Published 21 Jan, 2025 05:17pm

Just Saying: AI, Creativity and Us

Climate change and AI will likely be the two most important topics humankind will have to address for the foreseeable future. Both are set to pose formidable challenges, particularly for today’s young and their successor generations.

With climate change, we are already out of our depth. But then, has this not always been the case? Our self-assured hubris may have led us to believe that nature’s forces are at our disposal and command – but that was never the case. Now, we have no choice but to mitigate and adapt.

With AI, we are still within our depths. It is after all a tool of our own creation. Perhaps the invention of the screwdriver could be viewed as a rudimentary form of AI? At the moment, the tangible challenges posed by AI are likely to come in the form of job losses, similar to what happened when automation and subsequently digitisation became the new normal. Supposing this is so and it remains within our control, AI, like other technological innovations, should be embraced with open arms, but with the caveat that, like every innovation, an understanding of its limits is essential.


AI as a tool is a marvellous thing.


Even prior to the arrival of ChatGPT, AI had already achieved many wonderful milestones in human advancement, especially in the health sector, and one can only hope that it continues to develop in its ability to accompany and facilitate human endeavour.

*Supplied records*:
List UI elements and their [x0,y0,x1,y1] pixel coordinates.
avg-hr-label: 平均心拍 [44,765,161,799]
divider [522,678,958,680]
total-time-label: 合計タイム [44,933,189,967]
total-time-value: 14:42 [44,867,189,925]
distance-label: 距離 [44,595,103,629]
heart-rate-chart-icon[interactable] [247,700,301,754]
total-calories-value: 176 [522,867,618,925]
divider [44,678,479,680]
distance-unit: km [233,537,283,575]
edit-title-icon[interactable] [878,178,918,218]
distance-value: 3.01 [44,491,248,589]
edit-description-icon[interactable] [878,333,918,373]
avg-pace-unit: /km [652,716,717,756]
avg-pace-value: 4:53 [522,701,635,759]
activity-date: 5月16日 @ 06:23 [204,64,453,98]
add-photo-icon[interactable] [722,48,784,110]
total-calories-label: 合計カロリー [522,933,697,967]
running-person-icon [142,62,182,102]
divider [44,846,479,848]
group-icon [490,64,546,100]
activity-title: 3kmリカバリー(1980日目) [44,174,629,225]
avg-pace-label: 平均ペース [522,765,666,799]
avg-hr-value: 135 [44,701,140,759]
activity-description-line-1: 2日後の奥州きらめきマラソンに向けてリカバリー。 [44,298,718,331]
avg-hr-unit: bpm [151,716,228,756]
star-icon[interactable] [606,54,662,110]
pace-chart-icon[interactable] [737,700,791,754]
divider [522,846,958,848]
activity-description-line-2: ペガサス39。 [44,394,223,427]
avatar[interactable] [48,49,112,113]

*Work item A*: According to the column on AI and creativity, which two topics will humankind likely have to address for the foreseeable future?
*Work item B*: Copy the column on AI and creativity word for word between "Climate change and" and "their successor generations.", inclusive.
*Work item C*:
For each statement, say yes or no according to the column on AI and creativity, and quote the words that decide it.
(i) AI is described as a tool of our own creation.
(ii) With climate change, we are said to be still within our depths.
(iii) AI had reached milestones in the health sector before ChatGPT arrived.

*Task output A*: Climate change and AI.

*Task output B*:
Climate change and AI will likely be the two most important topics humankind will have to address for the foreseeable future. Both are set to pose formidable challenges, particularly for today’s young and their successor generations.

*Task output C*:
(i) Yes: "It is after all a tool of our own creation."
(ii) No: "With climate change, we are already out of our depth."
(iii) Yes: "Even prior to the arrival of ChatGPT, AI had already achieved many wonderful milestones in human advancement, especially in the health sector"